Output all the material that follows, exactly as given.

Saved entries:
——

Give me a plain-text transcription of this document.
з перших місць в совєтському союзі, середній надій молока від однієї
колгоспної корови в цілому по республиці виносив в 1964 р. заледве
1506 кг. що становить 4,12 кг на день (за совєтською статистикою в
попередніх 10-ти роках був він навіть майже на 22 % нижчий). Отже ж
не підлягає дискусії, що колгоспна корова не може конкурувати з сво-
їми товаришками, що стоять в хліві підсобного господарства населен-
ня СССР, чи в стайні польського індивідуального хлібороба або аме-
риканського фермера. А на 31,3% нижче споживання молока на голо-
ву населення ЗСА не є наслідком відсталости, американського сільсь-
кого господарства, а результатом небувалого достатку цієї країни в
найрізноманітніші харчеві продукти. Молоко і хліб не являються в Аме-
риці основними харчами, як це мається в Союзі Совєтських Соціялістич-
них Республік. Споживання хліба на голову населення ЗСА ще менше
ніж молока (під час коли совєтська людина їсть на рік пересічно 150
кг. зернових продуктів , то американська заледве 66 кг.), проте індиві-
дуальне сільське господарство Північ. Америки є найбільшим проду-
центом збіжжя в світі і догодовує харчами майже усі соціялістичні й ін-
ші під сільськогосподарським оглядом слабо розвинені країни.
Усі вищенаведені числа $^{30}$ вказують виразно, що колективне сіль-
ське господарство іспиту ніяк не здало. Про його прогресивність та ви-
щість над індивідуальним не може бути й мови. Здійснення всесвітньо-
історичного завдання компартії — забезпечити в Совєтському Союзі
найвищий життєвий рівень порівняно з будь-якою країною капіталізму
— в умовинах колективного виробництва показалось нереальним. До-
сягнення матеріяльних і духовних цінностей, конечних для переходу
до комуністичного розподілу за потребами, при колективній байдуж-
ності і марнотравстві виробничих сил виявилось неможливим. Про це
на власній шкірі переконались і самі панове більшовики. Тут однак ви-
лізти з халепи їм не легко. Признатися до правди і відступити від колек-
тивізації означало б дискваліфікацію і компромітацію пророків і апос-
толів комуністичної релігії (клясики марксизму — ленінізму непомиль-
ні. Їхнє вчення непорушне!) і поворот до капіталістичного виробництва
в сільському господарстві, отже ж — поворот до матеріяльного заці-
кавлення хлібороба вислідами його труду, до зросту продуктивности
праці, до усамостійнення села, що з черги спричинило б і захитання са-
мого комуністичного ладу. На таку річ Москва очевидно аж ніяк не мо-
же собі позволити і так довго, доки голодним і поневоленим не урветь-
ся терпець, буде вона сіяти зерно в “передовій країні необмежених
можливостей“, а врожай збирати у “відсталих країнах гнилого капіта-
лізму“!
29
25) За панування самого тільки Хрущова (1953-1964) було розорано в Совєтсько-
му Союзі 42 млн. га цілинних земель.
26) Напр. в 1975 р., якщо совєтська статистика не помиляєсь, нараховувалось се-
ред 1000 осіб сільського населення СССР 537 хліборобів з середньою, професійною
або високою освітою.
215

——

Finished exercise:
Give me a plain-text transcription of this document.
з перших місць в совєтському союзі, середній надій молока від однієї
колгоспної корови в цілому по республиці виносив в 1964 р. заледве
1506 кг. що становить 4,12 кг на день (за совєтською статистикою в
попередніх 10-ти роках був він навіть майже на 22 % нижчий). Отже ж
не підлягає дискусії, що колгоспна корова не може конкурувати з сво-
їми товаришками, що стоять в хліві підсобного господарства населен-
ня СССР, чи в стайні польського індивідуального хлібороба або аме-
риканського фермера. А на 31,3% нижче споживання молока на голо-
ву населення ЗСА не є наслідком відсталости, американського сільсь-
кого господарства, а результатом небувалого достатку цієї країни в
найрізноманітніші харчеві продукти. Молоко і хліб не являються в Аме-
риці основними харчами, як це мається в Союзі Совєтських Соціялістич-
них Республік. Споживання хліба на голову населення ЗСА ще менше
ніж молока (під час коли совєтська людина їсть на рік пересічно 150
кг. зернових продуктів , то американська заледве 66 кг.), проте індиві-
дуальне сільське господарство Північ. Америки є найбільшим проду-
центом збіжжя в світі і догодовує харчами майже усі соціялістичні й ін-
ші під сільськогосподарським оглядом слабо розвинені країни.
Усі вищенаведені числа $^{30}$ вказують виразно, що колективне сіль-
ське господарство іспиту ніяк не здало. Про його прогресивність та ви-
щість над індивідуальним не може бути й мови. Здійснення всесвітньо-
історичного завдання компартії — забезпечити в Совєтському Союзі
найвищий життєвий рівень порівняно з будь-якою країною капіталізму
— в умовинах колективного виробництва показалось нереальним. До-
сягнення матеріяльних і духовних цінностей, конечних для переходу
до комуністичного розподілу за потребами, при колективній байдуж-
ності і марнотравстві виробничих сил виявилось неможливим. Про це
на власній шкірі переконались і самі панове більшовики. Тут однак ви-
лізти з халепи їм не легко. Признатися до правди і відступити від колек-
тивізації означало б дискваліфікацію і компромітацію пророків і апос-
толів комуністичної релігії (клясики марксизму — ленінізму непомиль-
ні. Їхнє вчення непорушне!) і поворот до капіталістичного виробництва
в сільському господарстві, отже ж — поворот до матеріяльного заці-
кавлення хлібороба вислідами його труду, до зросту продуктивности
праці, до усамостійнення села, що з черги спричинило б і захитання са-
мого комуністичного ладу. На таку річ Москва очевидно аж ніяк не мо-
же собі позволити і так довго, доки голодним і поневоленим не урветь-
ся терпець, буде вона сіяти зерно в “передовій країні необмежених
можливостей“, а врожай збирати у “відсталих країнах гнилого капіта-
лізму“!
29
25) За панування самого тільки Хрущова (1953-1964) було розорано в Совєтсько-
му Союзі 42 млн. га цілинних земель.
26) Напр. в 1975 р., якщо совєтська статистика не помиляєсь, нараховувалось се-
ред 1000 осіб сільського населення СССР 537 хліборобів з середньою, професійною
або високою освітою.
215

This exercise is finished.